**TO BE DONE**
Within the data below, state how many lines contain the string "Strength". Provide the number only.

─── SUPPLIED DATA ───

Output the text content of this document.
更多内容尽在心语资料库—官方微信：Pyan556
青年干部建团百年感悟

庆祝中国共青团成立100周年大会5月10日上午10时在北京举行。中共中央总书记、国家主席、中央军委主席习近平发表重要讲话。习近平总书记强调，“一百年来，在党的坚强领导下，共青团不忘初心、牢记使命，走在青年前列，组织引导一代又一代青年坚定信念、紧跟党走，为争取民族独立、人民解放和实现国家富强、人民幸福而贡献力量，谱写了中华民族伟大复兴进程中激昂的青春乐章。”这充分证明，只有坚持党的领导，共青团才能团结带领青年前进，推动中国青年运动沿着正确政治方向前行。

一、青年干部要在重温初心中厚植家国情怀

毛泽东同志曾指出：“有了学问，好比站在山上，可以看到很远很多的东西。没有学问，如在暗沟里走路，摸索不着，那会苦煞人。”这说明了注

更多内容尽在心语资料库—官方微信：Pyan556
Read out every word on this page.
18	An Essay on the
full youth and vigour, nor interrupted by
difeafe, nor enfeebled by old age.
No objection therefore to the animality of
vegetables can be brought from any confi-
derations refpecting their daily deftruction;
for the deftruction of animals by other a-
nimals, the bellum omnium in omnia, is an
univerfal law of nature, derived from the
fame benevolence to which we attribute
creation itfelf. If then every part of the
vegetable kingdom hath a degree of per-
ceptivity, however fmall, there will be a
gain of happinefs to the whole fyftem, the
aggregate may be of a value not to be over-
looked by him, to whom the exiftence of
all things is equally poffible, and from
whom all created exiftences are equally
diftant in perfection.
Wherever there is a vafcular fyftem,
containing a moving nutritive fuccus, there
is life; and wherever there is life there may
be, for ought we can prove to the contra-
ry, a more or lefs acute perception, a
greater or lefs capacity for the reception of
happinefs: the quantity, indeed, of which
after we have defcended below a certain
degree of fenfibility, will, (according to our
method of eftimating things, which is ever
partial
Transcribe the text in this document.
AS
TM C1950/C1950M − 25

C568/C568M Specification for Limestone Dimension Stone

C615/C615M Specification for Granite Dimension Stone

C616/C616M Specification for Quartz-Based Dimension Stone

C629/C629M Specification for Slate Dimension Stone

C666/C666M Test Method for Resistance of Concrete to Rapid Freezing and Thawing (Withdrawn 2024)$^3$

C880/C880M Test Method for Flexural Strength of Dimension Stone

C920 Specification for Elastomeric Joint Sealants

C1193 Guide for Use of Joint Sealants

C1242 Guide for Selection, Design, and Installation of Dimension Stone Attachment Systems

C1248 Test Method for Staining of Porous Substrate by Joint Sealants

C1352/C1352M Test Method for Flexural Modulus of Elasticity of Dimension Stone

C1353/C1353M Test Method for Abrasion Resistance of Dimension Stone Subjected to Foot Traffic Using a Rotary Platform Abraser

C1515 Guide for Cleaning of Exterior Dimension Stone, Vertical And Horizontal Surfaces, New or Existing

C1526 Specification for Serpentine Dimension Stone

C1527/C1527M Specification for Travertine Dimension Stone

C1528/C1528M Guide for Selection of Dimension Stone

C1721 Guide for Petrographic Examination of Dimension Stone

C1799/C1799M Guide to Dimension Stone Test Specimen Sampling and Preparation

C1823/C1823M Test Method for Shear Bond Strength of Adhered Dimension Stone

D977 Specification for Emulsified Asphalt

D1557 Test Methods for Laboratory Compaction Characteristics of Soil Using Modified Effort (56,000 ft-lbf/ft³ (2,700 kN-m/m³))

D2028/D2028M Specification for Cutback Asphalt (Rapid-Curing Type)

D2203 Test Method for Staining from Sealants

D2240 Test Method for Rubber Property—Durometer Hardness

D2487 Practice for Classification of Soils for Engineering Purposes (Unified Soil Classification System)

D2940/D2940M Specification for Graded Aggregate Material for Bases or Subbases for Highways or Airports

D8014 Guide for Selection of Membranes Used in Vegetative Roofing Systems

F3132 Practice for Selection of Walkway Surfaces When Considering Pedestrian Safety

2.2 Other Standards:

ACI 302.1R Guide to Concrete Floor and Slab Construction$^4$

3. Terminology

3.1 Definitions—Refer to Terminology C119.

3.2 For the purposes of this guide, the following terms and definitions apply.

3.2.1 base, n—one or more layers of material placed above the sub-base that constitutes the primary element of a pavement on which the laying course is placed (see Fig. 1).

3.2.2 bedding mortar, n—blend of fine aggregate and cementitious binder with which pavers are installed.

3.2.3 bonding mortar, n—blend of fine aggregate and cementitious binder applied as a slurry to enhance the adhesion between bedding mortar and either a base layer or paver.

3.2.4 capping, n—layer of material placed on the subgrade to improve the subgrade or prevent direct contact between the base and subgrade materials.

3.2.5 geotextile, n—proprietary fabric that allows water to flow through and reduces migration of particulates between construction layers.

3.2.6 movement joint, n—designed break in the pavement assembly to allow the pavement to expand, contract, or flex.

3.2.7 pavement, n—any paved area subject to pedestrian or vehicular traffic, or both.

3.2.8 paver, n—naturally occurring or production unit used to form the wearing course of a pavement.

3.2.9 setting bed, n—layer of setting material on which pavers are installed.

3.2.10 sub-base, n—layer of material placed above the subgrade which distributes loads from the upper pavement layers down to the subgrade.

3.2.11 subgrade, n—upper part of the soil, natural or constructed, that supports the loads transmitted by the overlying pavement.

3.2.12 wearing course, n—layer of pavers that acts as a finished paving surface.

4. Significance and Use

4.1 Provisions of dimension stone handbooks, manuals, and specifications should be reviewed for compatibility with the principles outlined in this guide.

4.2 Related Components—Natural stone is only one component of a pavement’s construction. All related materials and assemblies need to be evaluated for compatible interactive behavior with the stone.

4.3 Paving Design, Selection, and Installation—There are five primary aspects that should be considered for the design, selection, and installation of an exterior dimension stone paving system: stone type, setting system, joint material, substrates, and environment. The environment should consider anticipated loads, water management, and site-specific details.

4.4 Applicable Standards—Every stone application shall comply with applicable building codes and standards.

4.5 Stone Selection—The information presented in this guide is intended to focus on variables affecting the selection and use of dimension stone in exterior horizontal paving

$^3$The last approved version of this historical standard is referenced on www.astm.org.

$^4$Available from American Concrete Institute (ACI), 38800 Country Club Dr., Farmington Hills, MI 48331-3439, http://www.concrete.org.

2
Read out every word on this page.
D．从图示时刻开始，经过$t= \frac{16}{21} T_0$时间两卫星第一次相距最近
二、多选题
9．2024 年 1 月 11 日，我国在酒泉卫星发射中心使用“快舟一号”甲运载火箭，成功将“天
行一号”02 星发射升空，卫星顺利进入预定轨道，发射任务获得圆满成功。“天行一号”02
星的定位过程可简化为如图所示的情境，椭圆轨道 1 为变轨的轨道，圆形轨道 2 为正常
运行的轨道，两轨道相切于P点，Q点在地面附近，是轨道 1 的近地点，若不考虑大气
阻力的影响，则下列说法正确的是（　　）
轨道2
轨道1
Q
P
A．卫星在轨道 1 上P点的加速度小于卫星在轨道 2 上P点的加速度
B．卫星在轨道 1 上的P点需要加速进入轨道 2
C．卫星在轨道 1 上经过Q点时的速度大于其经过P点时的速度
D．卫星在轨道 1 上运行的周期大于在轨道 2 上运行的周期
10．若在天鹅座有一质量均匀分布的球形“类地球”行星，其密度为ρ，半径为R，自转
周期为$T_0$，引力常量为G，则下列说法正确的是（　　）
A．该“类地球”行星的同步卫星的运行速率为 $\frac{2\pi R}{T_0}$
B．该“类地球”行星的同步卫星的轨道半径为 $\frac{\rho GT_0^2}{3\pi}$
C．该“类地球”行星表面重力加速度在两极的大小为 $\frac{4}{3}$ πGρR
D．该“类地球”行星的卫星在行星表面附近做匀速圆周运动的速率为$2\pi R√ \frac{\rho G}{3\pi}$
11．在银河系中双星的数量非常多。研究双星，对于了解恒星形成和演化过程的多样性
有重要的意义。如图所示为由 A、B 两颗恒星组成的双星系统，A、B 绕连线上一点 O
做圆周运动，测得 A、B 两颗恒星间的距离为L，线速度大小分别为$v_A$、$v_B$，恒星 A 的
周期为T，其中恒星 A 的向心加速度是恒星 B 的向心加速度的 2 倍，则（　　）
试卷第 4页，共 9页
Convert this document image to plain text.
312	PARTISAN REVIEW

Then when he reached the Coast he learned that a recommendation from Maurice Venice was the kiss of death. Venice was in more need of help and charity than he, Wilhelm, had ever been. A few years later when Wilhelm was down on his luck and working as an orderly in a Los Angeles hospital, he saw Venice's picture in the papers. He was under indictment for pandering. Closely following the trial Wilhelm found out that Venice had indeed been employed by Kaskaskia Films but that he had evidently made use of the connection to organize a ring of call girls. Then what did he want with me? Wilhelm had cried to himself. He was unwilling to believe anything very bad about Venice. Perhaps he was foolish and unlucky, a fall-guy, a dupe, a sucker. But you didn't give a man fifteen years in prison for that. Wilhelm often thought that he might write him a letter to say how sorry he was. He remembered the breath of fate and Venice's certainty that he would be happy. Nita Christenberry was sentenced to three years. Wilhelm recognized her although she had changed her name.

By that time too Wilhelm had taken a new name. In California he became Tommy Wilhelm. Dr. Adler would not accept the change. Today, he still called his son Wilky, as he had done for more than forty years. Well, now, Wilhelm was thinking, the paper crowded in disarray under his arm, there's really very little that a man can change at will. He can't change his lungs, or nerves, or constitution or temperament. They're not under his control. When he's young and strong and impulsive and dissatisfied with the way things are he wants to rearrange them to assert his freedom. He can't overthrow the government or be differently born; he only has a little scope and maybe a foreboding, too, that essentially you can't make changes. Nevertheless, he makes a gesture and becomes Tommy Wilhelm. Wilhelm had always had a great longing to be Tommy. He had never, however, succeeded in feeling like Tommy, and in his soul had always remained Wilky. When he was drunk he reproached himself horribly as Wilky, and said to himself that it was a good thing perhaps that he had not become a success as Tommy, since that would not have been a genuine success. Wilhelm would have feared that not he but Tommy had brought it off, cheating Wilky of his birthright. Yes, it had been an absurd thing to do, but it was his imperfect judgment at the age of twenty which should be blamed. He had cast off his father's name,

───

**EXPECTED OUTPUT**
2